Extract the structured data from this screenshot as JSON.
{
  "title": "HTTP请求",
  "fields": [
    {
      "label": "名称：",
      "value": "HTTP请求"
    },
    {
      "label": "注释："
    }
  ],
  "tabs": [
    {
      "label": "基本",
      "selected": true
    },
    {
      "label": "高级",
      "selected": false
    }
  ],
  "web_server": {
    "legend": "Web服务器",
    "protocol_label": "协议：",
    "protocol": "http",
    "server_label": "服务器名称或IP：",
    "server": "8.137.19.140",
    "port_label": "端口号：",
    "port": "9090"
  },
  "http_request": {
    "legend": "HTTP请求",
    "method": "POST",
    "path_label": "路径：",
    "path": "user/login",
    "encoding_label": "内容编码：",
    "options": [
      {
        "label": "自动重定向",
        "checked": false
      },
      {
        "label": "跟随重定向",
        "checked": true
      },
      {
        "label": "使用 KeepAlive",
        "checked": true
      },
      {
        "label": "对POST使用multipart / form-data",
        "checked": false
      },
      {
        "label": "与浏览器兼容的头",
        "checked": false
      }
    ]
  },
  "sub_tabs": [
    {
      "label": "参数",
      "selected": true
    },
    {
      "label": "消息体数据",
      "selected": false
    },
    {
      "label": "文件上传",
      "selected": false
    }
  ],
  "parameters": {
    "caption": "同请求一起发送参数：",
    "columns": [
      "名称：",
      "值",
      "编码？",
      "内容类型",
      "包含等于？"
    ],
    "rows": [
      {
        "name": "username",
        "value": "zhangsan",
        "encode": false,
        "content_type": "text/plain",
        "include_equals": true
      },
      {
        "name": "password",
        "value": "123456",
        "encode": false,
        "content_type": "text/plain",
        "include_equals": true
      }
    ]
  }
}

* **WRITTEN PROBLEM**
Reproduce the listing above verbatim, from first line to last.

* **SOLUTION**
Extract the structured data from this screenshot as JSON.
{
  "title": "HTTP请求",
  "fields": [
    {
      "label": "名称：",
      "value": "HTTP请求"
    },
    {
      "label": "注释："
    }
  ],
  "tabs": [
    {
      "label": "基本",
      "selected": true
    },
    {
      "label": "高级",
      "selected": false
    }
  ],
  "web_server": {
    "legend": "Web服务器",
    "protocol_label": "协议：",
    "protocol": "http",
    "server_label": "服务器名称或IP：",
    "server": "8.137.19.140",
    "port_label": "端口号：",
    "port": "9090"
  },
  "http_request": {
    "legend": "HTTP请求",
    "method": "POST",
    "path_label": "路径：",
    "path": "user/login",
    "encoding_label": "内容编码：",
    "options": [
      {
        "label": "自动重定向",
        "checked": false
      },
      {
        "label": "跟随重定向",
        "checked": true
      },
      {
        "label": "使用 KeepAlive",
        "checked": true
      },
      {
        "label": "对POST使用multipart / form-data",
        "checked": false
      },
      {
        "label": "与浏览器兼容的头",
        "checked": false
      }
    ]
  },
  "sub_tabs": [
    {
      "label": "参数",
      "selected": true
    },
    {
      "label": "消息体数据",
      "selected": false
    },
    {
      "label": "文件上传",
      "selected": false
    }
  ],
  "parameters": {
    "caption": "同请求一起发送参数：",
    "columns": [
      "名称：",
      "值",
      "编码？",
      "内容类型",
      "包含等于？"
    ],
    "rows": [
      {
        "name": "username",
        "value": "zhangsan",
        "encode": false,
        "content_type": "text/plain",
        "include_equals": true
      },
      {
        "name": "password",
        "value": "123456",
        "encode": false,
        "content_type": "text/plain",
        "include_equals": true
      }
    ]
  }
}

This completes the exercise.